__WHAT THE TASK ASKS__
Quote the Growing Great Ideas programme description below word for word, starting at the words "They will be able to show" and ending after "alternatives looks like.".

__GIVEN TEXT__
* Start *
Ava Haidang requested to merge ava_haidang/ccs-proposals:RLCF into master

Aims/priorities: The Growing Great Ideas programme is part of the Regional Lottery Community Fund’s (RLCF) UK Portfolio,

The Growing Great Ideas programme will help organizations working together to test new ideas, new approaches that experiment with how to do things differently with a focus on supporting transformational and longer-term change.

Proposals need to:

Be about people, communities and organizations working together to further a mission or purpose that goes beyond anything a single project or organization can achieve alone.
Clearly demonstrate something transformational, alternative and able to challenge the current rules and create the conditions for change.

The funding can be used for a number of different things, including:

Staff salaries
Development work (testing new ways of working, staff training and development, developing governance, tech or IT upgrades/purchases, sharing learning)
Transport
Utilities/running costs
Volunteer expenses
Equipment
Capital costs (capital costs may be considered if it can be demonstrated how they can benefit the ecology in the longer term).

The RLCF can also support organizations with funding over longer periods, potentially seven to ten years, depending on how long their idea might take to evolve.

At this early stage, RLCF is looking to fund things that may look quite different from each other but will likely have in common some of the following:

They are likely to be starting with a new philosophy, frame, logic or narrative that guides the work, like a new philosophy about how the economy could work or how society could be organized.
They consider equity in everything they do - equity for people and for the planet, ie initiatives that are creating new patterns of who has power and what is valued.
They will be generating an infrastructure through which many things are possible.
They can show that the things that are created underpin genuine transitions away from/towards the relevant focus.
They will be able to show that they have been consistently asking and exploring good questions about how things need to change in the present, and can imagine and articulate what alternatives looks like.
They will be operating from a set of principles that show how they will get there, even if they do not know what the final result might be (because it’s experimental).
They can show an ability to continually adapt as they go, ie invest in how people are inquiring.
They will be able to describe what progress looks like for their work, how they are committed to that progress, and to have some ideas about how they will measure and show progress.
There is momentum to what they are doing. They can point to how they are making ripples as they have been growing and deepening their work, and show that they are attracting others to it.
They are unlikely to be a single organization or project, already working with multiple partners and enmeshed in many relationships. They can also show that they’ve had real engagement with other parts of the landscape that are key to things being different.
* End *
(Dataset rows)
* Start *
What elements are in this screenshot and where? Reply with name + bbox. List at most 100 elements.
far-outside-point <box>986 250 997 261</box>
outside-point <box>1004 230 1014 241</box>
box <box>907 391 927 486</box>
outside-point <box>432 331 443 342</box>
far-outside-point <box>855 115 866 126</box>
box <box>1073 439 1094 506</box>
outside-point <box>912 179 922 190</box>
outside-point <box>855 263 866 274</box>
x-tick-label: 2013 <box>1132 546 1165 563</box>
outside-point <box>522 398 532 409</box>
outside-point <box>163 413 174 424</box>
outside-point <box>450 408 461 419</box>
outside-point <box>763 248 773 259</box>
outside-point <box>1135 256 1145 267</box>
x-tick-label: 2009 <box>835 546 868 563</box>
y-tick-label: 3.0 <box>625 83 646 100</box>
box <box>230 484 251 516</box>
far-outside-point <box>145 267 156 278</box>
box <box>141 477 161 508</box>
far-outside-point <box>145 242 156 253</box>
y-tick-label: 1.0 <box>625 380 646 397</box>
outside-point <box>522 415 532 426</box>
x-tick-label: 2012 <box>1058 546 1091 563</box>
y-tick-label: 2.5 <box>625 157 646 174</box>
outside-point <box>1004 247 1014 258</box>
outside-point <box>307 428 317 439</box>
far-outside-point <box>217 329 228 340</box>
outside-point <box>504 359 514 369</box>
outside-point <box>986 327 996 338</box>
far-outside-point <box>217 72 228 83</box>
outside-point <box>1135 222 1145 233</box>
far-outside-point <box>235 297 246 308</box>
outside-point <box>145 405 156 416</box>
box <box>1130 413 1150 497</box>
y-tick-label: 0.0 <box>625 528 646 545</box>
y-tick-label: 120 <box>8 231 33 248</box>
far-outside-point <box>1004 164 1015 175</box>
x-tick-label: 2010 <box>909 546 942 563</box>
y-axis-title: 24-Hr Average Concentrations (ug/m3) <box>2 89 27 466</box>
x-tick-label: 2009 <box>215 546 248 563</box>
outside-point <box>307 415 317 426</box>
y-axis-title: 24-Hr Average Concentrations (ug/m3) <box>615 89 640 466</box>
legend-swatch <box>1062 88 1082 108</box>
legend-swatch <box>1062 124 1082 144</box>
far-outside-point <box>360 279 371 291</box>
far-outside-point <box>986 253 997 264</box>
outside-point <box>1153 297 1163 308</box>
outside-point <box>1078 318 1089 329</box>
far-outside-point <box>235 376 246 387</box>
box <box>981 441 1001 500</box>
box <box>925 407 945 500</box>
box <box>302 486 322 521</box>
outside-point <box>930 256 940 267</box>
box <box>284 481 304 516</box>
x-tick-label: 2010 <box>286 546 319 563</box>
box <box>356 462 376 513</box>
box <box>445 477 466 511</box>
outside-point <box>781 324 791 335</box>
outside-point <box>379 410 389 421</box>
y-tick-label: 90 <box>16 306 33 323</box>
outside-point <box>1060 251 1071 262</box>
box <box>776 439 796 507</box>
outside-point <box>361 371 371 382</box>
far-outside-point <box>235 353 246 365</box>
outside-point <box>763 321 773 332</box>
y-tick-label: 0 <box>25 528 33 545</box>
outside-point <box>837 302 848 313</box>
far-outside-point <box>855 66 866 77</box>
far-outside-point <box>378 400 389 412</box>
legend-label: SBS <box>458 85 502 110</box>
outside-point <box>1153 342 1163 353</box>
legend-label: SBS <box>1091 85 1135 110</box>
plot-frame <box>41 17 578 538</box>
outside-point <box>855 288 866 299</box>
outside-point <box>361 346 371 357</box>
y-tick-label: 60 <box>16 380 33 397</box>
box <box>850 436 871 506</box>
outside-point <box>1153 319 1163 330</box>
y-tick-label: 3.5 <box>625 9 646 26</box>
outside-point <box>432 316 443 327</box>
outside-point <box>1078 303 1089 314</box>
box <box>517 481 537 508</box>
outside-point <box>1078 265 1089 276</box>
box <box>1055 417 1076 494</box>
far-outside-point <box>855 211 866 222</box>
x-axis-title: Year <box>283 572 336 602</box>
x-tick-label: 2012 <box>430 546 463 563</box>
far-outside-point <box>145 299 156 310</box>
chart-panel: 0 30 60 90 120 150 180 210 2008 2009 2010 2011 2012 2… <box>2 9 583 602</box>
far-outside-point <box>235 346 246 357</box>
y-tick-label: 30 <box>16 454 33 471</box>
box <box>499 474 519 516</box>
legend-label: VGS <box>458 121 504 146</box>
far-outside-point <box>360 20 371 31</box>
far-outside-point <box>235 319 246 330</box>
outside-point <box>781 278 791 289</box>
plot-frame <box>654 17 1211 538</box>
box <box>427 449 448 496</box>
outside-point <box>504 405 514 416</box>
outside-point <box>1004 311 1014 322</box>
* End *
__OUTPUT FOR THIS EXERCISE__
They will be able to show that they have been consistently asking and exploring good questions about how things need to change in the present, and can imagine and articulate what alternatives looks like.